**Written exercise:**
Pictures within the data are to be left out; everything else must be reproduced exactly.

**Working data:**

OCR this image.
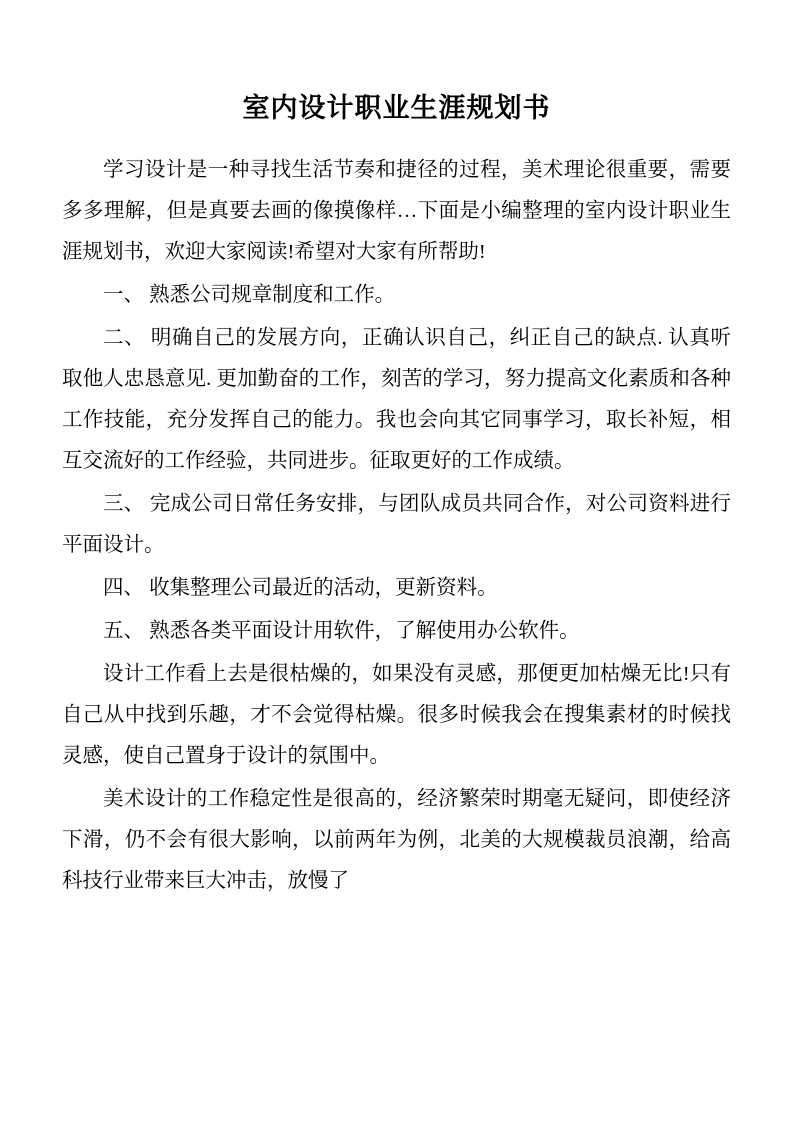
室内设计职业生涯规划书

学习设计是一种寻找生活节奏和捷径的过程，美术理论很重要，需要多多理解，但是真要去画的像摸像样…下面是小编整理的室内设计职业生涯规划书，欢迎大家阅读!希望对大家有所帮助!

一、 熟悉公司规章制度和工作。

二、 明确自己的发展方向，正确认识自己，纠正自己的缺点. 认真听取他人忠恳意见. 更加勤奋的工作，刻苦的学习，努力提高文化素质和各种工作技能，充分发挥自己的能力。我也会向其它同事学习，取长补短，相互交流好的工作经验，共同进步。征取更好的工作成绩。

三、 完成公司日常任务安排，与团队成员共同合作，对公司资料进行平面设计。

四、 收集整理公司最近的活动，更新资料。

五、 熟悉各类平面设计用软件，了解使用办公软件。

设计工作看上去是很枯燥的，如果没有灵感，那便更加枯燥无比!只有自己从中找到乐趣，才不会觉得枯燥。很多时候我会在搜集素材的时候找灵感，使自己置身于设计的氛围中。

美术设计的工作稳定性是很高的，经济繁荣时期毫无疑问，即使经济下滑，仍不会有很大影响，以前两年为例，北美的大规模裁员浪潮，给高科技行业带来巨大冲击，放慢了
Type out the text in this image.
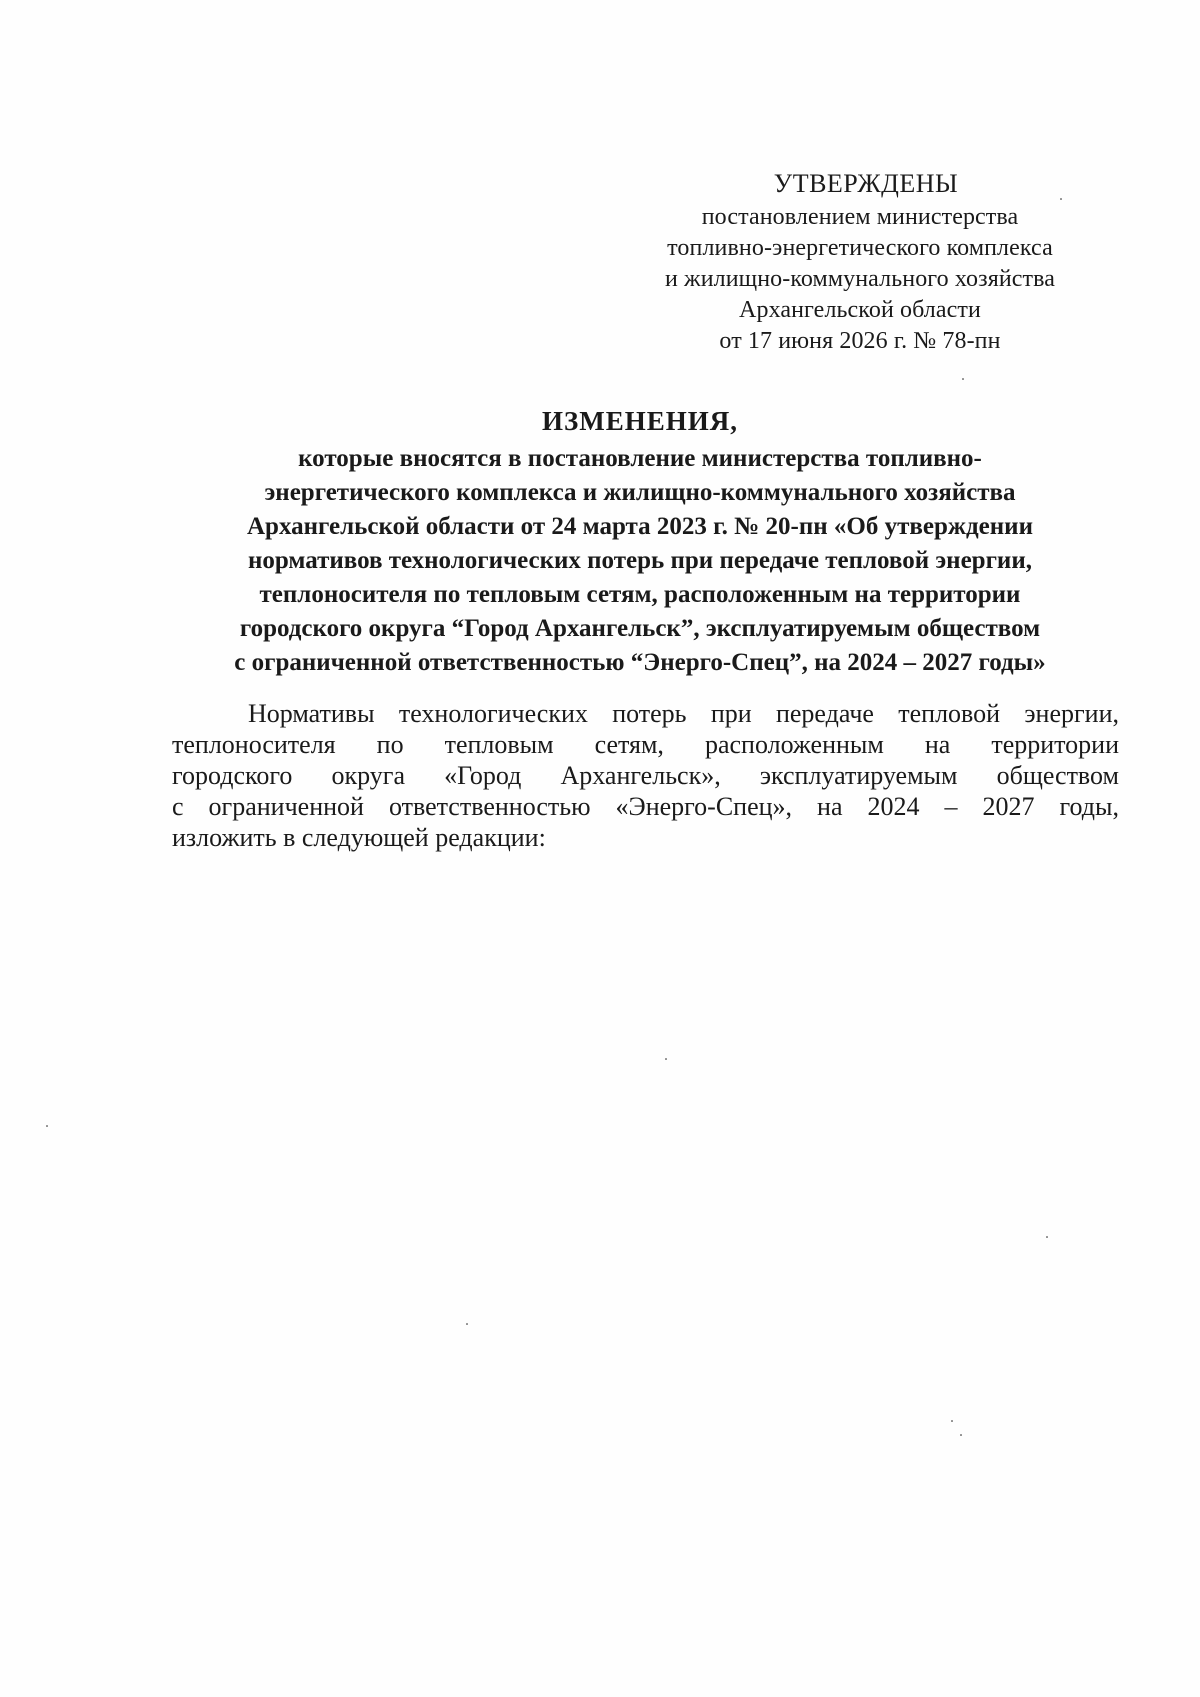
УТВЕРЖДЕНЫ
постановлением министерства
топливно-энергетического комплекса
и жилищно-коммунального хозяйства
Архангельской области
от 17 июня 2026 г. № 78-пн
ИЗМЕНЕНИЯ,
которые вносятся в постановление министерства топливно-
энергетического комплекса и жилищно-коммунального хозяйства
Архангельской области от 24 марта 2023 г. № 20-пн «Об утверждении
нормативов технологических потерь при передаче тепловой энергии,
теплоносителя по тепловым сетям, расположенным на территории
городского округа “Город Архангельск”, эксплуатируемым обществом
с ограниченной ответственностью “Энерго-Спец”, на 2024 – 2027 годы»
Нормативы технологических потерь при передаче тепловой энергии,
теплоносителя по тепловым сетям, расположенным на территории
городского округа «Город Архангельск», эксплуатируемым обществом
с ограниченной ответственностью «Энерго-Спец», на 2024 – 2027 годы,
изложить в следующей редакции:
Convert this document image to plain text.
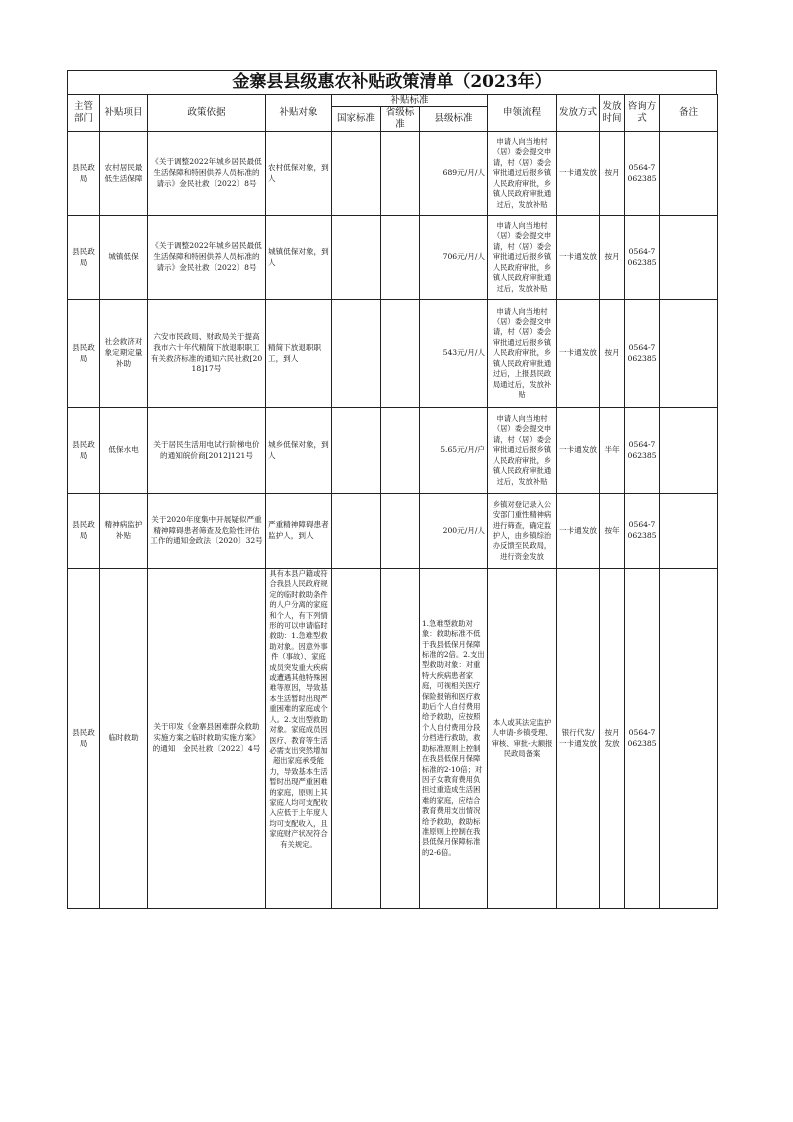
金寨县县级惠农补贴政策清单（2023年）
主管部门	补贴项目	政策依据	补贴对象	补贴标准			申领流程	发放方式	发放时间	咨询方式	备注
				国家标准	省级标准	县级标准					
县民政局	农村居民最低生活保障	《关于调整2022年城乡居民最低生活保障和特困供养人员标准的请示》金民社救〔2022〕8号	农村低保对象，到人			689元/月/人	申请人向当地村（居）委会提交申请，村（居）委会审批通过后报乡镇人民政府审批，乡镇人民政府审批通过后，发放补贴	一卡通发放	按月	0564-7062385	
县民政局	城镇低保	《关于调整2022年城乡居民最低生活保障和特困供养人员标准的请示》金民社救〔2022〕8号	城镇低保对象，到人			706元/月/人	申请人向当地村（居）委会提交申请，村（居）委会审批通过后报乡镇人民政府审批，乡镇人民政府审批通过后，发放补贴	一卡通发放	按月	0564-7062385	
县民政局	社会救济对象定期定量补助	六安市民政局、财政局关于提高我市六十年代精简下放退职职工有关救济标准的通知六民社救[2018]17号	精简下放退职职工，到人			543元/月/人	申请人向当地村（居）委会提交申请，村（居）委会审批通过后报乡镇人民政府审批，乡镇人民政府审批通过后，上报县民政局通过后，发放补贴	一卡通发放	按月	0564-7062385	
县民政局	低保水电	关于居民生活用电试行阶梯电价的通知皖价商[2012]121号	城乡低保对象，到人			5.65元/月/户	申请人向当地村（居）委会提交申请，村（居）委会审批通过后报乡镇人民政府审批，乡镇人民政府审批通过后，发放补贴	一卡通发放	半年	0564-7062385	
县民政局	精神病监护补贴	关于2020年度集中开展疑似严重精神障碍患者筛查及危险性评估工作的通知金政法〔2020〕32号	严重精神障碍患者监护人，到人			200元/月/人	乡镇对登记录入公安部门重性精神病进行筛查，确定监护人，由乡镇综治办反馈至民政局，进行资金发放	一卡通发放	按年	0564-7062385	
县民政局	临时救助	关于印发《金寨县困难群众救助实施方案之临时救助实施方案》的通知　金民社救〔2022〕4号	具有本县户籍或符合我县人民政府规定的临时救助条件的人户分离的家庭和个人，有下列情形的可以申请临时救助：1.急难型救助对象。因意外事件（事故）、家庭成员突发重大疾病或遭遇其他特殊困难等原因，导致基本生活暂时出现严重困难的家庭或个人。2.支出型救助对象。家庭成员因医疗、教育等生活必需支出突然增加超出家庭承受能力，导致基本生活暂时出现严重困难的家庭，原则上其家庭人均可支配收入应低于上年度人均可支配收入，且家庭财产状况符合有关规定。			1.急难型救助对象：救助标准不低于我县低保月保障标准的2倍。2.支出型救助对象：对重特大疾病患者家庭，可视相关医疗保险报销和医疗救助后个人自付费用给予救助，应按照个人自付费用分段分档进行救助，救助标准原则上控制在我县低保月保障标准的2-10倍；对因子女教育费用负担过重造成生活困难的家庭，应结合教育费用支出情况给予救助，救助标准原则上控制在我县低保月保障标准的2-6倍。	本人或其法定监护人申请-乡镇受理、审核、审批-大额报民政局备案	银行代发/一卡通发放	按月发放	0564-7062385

**Result of this exercise:**
OCR this image.
室内设计职业生涯规划书

学习设计是一种寻找生活节奏和捷径的过程，美术理论很重要，需要多多理解，但是真要去画的像摸像样…下面是小编整理的室内设计职业生涯规划书，欢迎大家阅读!希望对大家有所帮助!

一、 熟悉公司规章制度和工作。

二、 明确自己的发展方向，正确认识自己，纠正自己的缺点. 认真听取他人忠恳意见. 更加勤奋的工作，刻苦的学习，努力提高文化素质和各种工作技能，充分发挥自己的能力。我也会向其它同事学习，取长补短，相互交流好的工作经验，共同进步。征取更好的工作成绩。

三、 完成公司日常任务安排，与团队成员共同合作，对公司资料进行平面设计。

四、 收集整理公司最近的活动，更新资料。

五、 熟悉各类平面设计用软件，了解使用办公软件。

设计工作看上去是很枯燥的，如果没有灵感，那便更加枯燥无比!只有自己从中找到乐趣，才不会觉得枯燥。很多时候我会在搜集素材的时候找灵感，使自己置身于设计的氛围中。

美术设计的工作稳定性是很高的，经济繁荣时期毫无疑问，即使经济下滑，仍不会有很大影响，以前两年为例，北美的大规模裁员浪潮，给高科技行业带来巨大冲击，放慢了
Type out the text in this image.
УТВЕРЖДЕНЫ
постановлением министерства
топливно-энергетического комплекса
и жилищно-коммунального хозяйства
Архангельской области
от 17 июня 2026 г. № 78-пн
ИЗМЕНЕНИЯ,
которые вносятся в постановление министерства топливно-
энергетического комплекса и жилищно-коммунального хозяйства
Архангельской области от 24 марта 2023 г. № 20-пн «Об утверждении
нормативов технологических потерь при передаче тепловой энергии,
теплоносителя по тепловым сетям, расположенным на территории
городского округа “Город Архангельск”, эксплуатируемым обществом
с ограниченной ответственностью “Энерго-Спец”, на 2024 – 2027 годы»
Нормативы технологических потерь при передаче тепловой энергии,
теплоносителя по тепловым сетям, расположенным на территории
городского округа «Город Архангельск», эксплуатируемым обществом
с ограниченной ответственностью «Энерго-Спец», на 2024 – 2027 годы,
изложить в следующей редакции:
Convert this document image to plain text.
金寨县县级惠农补贴政策清单（2023年）
主管部门	补贴项目	政策依据	补贴对象	补贴标准			申领流程	发放方式	发放时间	咨询方式	备注
				国家标准	省级标准	县级标准					
县民政局	农村居民最低生活保障	《关于调整2022年城乡居民最低生活保障和特困供养人员标准的请示》金民社救〔2022〕8号	农村低保对象，到人			689元/月/人	申请人向当地村（居）委会提交申请，村（居）委会审批通过后报乡镇人民政府审批，乡镇人民政府审批通过后，发放补贴	一卡通发放	按月	0564-7062385	
县民政局	城镇低保	《关于调整2022年城乡居民最低生活保障和特困供养人员标准的请示》金民社救〔2022〕8号	城镇低保对象，到人			706元/月/人	申请人向当地村（居）委会提交申请，村（居）委会审批通过后报乡镇人民政府审批，乡镇人民政府审批通过后，发放补贴	一卡通发放	按月	0564-7062385	
县民政局	社会救济对象定期定量补助	六安市民政局、财政局关于提高我市六十年代精简下放退职职工有关救济标准的通知六民社救[2018]17号	精简下放退职职工，到人			543元/月/人	申请人向当地村（居）委会提交申请，村（居）委会审批通过后报乡镇人民政府审批，乡镇人民政府审批通过后，上报县民政局通过后，发放补贴	一卡通发放	按月	0564-7062385	
县民政局	低保水电	关于居民生活用电试行阶梯电价的通知皖价商[2012]121号	城乡低保对象，到人			5.65元/月/户	申请人向当地村（居）委会提交申请，村（居）委会审批通过后报乡镇人民政府审批，乡镇人民政府审批通过后，发放补贴	一卡通发放	半年	0564-7062385	
县民政局	精神病监护补贴	关于2020年度集中开展疑似严重精神障碍患者筛查及危险性评估工作的通知金政法〔2020〕32号	严重精神障碍患者监护人，到人			200元/月/人	乡镇对登记录入公安部门重性精神病进行筛查，确定监护人，由乡镇综治办反馈至民政局，进行资金发放	一卡通发放	按年	0564-7062385	
县民政局	临时救助	关于印发《金寨县困难群众救助实施方案之临时救助实施方案》的通知　金民社救〔2022〕4号	具有本县户籍或符合我县人民政府规定的临时救助条件的人户分离的家庭和个人，有下列情形的可以申请临时救助：1.急难型救助对象。因意外事件（事故）、家庭成员突发重大疾病或遭遇其他特殊困难等原因，导致基本生活暂时出现严重困难的家庭或个人。2.支出型救助对象。家庭成员因医疗、教育等生活必需支出突然增加超出家庭承受能力，导致基本生活暂时出现严重困难的家庭，原则上其家庭人均可支配收入应低于上年度人均可支配收入，且家庭财产状况符合有关规定。			1.急难型救助对象：救助标准不低于我县低保月保障标准的2倍。2.支出型救助对象：对重特大疾病患者家庭，可视相关医疗保险报销和医疗救助后个人自付费用给予救助，应按照个人自付费用分段分档进行救助，救助标准原则上控制在我县低保月保障标准的2-10倍；对因子女教育费用负担过重造成生活困难的家庭，应结合教育费用支出情况给予救助，救助标准原则上控制在我县低保月保障标准的2-6倍。	本人或其法定监护人申请-乡镇受理、审核、审批-大额报民政局备案	银行代发/一卡通发放	按月发放	0564-7062385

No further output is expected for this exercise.